- [TO BE DONE]: Using the entries that follow, collect the lines where the word "this" appears.

-- Start of TASK MATERIAL --

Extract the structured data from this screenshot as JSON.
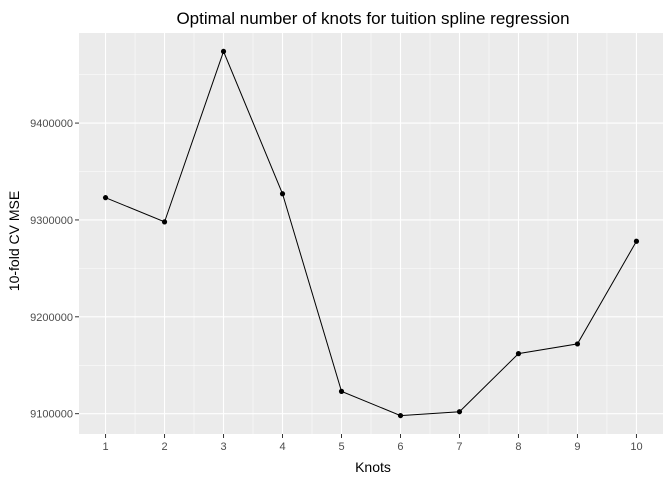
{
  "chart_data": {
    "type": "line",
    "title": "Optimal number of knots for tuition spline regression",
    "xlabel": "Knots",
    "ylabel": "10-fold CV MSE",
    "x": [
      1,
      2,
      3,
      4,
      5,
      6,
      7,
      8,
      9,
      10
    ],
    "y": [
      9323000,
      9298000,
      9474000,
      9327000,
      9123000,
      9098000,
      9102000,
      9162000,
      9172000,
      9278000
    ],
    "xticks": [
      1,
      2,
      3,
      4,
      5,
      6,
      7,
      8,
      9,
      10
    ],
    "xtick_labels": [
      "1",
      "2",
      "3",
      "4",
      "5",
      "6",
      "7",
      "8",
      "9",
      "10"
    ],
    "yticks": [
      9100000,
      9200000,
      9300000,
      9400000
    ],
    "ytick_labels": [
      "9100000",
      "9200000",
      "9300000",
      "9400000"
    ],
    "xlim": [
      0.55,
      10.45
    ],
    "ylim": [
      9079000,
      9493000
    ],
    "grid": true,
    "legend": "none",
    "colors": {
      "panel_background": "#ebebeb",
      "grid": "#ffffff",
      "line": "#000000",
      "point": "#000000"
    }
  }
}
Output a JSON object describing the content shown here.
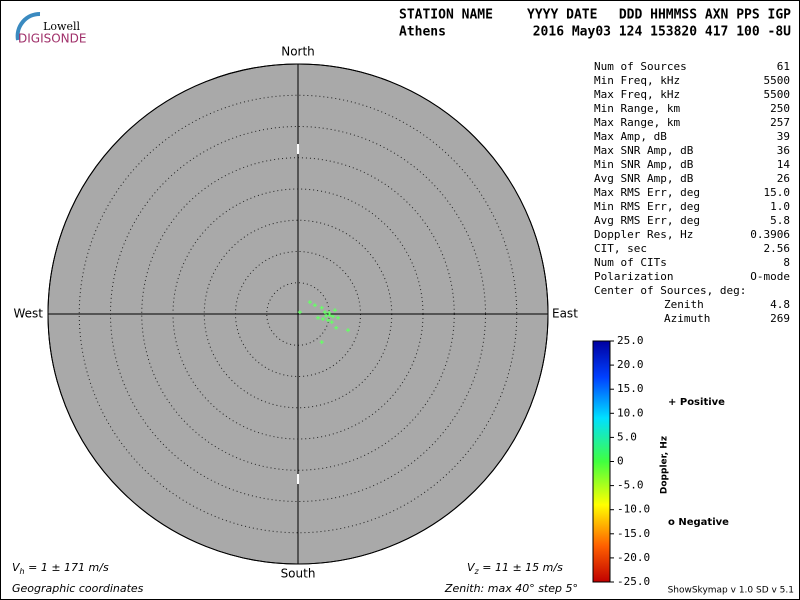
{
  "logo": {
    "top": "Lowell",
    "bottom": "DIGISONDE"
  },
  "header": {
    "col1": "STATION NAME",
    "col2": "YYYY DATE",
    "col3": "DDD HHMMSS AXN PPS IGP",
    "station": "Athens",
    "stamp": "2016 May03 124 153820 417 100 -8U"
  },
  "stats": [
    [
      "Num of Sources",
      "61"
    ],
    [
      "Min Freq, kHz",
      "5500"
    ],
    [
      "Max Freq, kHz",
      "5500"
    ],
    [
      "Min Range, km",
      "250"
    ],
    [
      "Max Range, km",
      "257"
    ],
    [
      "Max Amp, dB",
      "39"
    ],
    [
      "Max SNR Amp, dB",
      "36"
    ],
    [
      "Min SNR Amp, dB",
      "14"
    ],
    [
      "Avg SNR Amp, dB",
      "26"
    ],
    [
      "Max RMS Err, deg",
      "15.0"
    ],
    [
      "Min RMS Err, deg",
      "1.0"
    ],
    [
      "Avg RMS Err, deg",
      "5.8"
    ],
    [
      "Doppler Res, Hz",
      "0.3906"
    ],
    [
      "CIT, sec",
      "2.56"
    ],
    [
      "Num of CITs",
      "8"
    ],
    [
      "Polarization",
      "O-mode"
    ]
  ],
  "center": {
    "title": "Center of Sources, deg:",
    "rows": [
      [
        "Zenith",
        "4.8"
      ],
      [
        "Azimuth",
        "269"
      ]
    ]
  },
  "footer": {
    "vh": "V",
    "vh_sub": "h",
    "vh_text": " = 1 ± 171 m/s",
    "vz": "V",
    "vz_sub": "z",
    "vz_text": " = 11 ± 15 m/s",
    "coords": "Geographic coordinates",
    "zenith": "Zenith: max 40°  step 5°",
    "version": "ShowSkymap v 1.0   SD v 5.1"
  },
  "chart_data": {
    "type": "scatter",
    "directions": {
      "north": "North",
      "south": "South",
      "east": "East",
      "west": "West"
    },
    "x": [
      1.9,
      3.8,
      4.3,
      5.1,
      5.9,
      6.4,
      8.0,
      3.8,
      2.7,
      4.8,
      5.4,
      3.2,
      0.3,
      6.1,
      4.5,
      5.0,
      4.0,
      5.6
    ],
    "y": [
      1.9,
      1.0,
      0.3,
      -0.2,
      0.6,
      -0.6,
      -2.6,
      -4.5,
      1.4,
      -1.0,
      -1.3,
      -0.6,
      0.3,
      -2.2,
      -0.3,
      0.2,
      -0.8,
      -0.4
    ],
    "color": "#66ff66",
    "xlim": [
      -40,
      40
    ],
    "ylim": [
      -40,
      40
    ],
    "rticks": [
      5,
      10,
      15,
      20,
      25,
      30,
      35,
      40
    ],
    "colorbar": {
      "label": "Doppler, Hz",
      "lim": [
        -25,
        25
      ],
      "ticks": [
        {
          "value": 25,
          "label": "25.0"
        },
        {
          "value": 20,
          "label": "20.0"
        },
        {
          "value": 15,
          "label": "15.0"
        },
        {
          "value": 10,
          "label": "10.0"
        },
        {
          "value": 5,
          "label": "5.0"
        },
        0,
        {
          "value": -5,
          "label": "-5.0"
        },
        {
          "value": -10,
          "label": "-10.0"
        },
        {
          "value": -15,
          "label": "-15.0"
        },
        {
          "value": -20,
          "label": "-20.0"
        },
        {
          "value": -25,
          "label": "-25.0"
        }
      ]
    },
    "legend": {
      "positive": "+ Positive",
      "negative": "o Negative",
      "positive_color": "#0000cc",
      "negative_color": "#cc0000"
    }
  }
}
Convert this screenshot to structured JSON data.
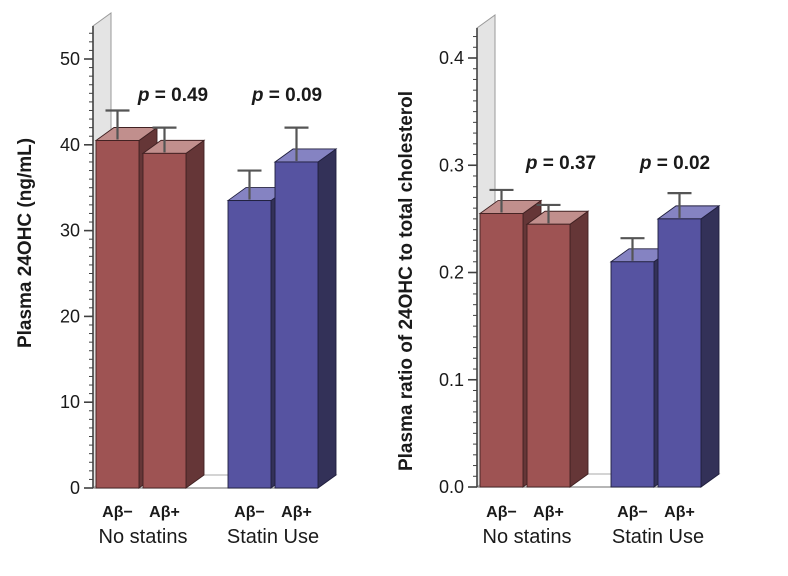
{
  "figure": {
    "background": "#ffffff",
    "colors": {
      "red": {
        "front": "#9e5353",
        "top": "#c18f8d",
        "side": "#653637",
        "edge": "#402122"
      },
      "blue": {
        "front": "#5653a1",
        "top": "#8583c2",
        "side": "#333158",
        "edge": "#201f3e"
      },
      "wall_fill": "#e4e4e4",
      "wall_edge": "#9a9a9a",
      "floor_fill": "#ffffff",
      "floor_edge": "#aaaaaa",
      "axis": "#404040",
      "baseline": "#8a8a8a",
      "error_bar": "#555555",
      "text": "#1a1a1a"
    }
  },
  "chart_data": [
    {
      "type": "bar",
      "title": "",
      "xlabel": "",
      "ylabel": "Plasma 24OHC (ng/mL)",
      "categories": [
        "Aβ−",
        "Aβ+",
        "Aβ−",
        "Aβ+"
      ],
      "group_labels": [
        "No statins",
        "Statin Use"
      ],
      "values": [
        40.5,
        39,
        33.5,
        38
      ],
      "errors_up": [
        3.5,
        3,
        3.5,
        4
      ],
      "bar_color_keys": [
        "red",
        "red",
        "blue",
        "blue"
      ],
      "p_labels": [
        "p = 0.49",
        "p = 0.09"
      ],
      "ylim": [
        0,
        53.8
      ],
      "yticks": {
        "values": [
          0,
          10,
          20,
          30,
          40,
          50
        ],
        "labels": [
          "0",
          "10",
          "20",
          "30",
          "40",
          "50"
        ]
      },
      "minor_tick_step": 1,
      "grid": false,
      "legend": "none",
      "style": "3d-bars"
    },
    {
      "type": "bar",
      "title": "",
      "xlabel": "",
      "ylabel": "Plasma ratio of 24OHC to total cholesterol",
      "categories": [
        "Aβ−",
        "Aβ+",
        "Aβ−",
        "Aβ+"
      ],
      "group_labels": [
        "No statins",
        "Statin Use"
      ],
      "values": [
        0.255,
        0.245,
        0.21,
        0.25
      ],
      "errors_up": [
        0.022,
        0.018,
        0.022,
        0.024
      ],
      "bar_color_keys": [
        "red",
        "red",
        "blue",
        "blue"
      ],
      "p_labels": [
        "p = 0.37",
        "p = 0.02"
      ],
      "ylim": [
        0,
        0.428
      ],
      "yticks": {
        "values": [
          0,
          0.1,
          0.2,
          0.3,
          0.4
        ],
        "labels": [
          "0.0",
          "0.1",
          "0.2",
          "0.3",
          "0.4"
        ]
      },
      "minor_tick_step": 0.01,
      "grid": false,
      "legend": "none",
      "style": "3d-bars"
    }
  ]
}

-- End of TASK MATERIAL --

- [SOLUTION]:
Extract the structured data from this screenshot as JSON.
Convert this screenshot to structured JSON data.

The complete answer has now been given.